**EXERCISE INSTRUCTIONS:**
Locate each line in the records containing "sales". Copy it.

**STORED DATA:**
○ ○ ○ ○ ○

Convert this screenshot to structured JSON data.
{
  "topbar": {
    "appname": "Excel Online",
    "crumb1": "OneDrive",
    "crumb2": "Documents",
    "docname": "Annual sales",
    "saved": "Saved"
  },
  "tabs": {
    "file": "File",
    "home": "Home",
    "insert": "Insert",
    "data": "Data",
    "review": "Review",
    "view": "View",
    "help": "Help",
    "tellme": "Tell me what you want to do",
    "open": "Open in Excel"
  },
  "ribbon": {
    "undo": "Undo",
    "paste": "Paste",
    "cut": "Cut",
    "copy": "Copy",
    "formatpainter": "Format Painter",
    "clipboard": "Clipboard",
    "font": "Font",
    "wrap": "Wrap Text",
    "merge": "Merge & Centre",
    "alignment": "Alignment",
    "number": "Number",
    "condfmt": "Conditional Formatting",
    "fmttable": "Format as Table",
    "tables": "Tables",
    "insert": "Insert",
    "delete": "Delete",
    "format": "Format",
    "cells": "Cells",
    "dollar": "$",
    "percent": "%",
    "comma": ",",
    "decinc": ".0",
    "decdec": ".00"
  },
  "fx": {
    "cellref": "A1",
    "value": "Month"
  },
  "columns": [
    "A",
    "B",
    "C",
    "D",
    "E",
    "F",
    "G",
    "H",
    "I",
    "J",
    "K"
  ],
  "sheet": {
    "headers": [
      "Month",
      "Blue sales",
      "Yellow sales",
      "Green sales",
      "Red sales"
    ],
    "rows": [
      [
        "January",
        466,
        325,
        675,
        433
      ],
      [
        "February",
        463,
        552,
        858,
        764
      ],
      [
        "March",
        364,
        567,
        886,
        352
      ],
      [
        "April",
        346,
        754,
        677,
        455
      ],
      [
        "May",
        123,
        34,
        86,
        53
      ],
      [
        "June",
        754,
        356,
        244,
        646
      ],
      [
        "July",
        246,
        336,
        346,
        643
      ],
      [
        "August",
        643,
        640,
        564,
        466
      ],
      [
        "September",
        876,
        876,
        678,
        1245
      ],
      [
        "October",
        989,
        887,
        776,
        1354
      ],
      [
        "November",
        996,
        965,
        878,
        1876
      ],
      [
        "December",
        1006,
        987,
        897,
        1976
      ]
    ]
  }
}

○ ○ ○ ○ ○

**RESULT:**
    "docname": "Annual sales",
      "Blue sales",
      "Yellow sales",
      "Green sales",
      "Red sales"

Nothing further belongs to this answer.